Your task:
Separate out the lines that hold "pâte".

(Recorded data)
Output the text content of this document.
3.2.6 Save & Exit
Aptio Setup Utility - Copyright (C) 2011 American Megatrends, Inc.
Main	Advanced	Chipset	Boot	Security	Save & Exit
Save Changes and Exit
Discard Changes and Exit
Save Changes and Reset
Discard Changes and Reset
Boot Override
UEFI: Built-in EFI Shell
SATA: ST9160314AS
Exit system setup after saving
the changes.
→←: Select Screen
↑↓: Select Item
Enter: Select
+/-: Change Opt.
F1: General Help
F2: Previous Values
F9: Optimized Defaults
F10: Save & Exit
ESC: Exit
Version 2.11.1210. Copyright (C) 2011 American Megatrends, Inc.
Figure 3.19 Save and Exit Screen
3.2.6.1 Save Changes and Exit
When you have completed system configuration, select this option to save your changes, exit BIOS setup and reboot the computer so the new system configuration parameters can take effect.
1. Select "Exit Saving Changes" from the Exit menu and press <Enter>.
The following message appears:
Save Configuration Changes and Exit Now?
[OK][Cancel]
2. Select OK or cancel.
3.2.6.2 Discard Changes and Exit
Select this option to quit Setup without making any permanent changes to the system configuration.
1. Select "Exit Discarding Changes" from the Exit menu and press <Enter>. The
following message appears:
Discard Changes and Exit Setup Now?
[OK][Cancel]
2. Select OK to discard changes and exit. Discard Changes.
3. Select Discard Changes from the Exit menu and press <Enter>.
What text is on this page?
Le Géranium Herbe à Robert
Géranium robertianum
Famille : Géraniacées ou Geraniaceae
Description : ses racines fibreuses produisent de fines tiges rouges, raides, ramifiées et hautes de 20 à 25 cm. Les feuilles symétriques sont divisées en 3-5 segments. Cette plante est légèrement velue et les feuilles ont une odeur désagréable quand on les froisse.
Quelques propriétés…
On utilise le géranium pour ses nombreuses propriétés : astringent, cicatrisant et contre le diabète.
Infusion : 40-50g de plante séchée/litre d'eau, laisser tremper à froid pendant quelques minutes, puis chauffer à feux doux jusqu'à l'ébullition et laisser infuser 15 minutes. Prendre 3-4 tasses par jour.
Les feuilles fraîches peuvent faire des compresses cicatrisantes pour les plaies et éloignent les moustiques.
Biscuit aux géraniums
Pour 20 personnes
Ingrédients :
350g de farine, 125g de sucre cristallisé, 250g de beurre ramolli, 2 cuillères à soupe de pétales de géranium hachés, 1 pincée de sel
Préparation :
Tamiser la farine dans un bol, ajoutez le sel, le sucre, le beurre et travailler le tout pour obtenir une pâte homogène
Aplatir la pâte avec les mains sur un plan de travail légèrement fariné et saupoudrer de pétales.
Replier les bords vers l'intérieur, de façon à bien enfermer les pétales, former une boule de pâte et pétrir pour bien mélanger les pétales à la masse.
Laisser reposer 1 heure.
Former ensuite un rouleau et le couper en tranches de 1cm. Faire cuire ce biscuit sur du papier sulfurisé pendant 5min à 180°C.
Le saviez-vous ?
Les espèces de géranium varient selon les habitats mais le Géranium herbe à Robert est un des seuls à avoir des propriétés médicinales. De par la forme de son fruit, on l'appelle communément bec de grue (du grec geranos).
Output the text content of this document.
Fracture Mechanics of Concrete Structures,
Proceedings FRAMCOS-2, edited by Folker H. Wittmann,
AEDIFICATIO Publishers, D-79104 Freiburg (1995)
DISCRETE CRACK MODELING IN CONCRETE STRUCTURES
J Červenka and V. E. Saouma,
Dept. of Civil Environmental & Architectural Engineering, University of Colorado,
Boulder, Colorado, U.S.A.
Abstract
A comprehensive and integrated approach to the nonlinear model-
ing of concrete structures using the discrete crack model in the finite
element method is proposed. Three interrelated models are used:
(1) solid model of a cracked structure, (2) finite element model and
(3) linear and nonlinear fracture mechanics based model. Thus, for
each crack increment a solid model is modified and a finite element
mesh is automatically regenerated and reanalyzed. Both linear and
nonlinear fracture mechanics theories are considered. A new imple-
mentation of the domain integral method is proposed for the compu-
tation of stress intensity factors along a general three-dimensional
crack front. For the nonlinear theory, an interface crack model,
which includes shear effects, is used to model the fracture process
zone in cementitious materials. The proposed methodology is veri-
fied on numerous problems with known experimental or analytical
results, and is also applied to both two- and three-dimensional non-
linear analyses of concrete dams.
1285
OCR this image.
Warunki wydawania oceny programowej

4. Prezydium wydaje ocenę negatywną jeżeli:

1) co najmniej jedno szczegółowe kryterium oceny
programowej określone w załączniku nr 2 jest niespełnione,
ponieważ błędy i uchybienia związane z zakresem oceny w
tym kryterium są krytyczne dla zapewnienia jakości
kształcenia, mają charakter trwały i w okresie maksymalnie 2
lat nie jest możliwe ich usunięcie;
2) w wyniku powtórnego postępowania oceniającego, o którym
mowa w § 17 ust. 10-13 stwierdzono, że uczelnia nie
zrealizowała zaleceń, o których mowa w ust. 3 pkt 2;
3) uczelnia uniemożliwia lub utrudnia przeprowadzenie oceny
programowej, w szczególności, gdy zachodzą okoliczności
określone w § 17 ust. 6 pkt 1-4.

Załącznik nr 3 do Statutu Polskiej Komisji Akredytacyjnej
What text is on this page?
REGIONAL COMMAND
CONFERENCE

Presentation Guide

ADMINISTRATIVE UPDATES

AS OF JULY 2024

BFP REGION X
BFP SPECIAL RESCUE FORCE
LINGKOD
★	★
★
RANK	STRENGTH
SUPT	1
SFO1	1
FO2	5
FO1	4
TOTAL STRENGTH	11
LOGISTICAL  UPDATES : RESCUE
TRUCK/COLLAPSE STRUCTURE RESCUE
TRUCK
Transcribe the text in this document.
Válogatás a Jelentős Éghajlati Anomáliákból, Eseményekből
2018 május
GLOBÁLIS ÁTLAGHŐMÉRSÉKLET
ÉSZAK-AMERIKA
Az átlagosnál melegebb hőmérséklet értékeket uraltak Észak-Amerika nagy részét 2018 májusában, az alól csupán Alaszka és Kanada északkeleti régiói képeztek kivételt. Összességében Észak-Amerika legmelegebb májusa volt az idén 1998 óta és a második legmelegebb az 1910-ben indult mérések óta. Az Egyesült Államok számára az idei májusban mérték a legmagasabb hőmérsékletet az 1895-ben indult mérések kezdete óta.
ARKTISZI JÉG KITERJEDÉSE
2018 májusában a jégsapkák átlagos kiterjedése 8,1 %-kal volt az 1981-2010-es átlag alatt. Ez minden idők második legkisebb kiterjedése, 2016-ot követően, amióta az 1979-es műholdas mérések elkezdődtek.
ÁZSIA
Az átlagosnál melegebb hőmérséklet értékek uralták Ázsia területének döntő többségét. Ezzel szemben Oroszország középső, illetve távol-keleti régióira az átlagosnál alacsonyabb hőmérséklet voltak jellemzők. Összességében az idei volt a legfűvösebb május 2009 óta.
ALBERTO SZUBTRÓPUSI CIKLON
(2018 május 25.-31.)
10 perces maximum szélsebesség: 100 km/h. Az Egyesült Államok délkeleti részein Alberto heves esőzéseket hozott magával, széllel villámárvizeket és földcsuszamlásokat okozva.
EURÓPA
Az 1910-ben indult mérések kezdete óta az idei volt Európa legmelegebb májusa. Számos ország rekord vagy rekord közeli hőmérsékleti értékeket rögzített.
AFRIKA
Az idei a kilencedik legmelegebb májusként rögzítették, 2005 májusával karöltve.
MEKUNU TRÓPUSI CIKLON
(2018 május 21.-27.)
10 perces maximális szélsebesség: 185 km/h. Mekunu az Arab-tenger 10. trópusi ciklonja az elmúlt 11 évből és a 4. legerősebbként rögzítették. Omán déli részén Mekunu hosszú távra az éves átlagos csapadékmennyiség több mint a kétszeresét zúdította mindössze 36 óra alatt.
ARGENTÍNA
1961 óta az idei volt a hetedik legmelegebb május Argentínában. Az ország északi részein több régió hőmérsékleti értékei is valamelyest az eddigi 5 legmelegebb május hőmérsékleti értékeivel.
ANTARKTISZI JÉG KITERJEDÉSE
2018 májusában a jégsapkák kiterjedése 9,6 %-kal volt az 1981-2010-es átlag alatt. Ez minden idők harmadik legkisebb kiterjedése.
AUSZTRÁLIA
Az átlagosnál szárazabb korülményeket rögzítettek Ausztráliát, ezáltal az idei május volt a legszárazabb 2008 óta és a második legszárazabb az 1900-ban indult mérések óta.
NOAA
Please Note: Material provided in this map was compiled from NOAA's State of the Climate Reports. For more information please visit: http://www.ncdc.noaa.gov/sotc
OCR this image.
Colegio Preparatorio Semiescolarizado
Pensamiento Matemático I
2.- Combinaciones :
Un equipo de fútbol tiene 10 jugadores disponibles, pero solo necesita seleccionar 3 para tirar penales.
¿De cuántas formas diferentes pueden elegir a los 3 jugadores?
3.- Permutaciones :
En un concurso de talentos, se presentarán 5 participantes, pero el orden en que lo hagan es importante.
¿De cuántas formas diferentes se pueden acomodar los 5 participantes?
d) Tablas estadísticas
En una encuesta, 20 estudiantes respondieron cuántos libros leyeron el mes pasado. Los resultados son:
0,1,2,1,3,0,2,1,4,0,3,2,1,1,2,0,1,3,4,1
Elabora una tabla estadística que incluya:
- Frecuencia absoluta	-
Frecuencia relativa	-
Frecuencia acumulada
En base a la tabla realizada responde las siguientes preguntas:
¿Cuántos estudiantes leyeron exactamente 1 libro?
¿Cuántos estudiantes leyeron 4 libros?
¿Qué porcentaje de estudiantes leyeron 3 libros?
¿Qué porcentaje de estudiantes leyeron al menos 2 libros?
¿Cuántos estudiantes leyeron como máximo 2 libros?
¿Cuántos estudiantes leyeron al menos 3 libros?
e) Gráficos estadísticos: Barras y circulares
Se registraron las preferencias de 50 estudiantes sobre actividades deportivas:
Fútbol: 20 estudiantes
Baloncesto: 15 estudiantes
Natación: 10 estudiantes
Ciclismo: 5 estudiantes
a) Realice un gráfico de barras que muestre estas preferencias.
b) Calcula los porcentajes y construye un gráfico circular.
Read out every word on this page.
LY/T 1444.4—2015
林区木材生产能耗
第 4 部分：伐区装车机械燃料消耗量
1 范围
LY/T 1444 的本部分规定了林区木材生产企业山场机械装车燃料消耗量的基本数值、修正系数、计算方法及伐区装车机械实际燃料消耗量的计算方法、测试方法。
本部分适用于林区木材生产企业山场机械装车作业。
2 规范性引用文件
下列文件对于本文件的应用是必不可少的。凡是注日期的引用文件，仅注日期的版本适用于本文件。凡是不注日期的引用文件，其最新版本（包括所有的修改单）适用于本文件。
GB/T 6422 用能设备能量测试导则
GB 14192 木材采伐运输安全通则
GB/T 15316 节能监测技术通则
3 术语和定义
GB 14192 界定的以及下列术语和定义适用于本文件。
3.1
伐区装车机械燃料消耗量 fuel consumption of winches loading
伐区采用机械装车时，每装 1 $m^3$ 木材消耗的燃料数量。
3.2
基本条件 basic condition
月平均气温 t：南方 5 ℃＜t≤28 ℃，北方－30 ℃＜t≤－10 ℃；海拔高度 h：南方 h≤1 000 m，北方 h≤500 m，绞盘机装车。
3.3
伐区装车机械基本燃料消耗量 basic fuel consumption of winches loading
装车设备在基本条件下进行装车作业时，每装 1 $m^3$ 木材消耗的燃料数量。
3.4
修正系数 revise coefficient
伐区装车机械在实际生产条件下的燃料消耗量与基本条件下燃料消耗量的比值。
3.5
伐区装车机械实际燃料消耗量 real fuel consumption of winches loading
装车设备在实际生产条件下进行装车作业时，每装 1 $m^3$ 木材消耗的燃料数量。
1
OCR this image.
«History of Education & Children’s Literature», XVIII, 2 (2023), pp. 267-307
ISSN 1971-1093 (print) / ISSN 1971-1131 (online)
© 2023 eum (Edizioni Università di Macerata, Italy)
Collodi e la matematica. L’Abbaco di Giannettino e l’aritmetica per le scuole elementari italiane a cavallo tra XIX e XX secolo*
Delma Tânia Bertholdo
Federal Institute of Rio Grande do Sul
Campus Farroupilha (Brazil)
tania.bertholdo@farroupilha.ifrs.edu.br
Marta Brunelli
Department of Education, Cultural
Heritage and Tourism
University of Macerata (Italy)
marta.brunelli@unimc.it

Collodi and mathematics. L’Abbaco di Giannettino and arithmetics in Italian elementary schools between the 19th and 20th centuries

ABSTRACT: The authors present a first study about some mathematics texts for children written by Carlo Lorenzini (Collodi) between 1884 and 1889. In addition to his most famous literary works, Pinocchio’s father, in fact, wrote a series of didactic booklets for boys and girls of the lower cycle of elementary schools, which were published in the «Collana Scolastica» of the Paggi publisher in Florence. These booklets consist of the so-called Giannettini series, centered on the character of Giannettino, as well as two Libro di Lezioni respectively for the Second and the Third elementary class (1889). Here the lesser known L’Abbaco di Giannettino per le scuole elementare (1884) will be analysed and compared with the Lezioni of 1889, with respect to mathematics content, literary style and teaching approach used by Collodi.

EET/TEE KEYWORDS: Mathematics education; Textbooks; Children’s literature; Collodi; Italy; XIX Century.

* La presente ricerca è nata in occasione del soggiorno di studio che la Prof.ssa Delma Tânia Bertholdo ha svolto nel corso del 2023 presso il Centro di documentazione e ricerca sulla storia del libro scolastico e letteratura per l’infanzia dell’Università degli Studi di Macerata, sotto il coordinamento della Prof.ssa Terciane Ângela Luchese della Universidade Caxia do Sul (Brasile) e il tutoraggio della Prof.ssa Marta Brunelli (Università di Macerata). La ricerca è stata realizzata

Task output:
Tamiser la farine dans un bol, ajoutez le sel, le sucre, le beurre et travailler le tout pour obtenir une pâte homogène
Aplatir la pâte avec les mains sur un plan de travail légèrement fariné et saupoudrer de pétales.
Replier les bords vers l'intérieur, de façon à bien enfermer les pétales, former une boule de pâte et pétrir pour bien mélanger les pétales à la masse.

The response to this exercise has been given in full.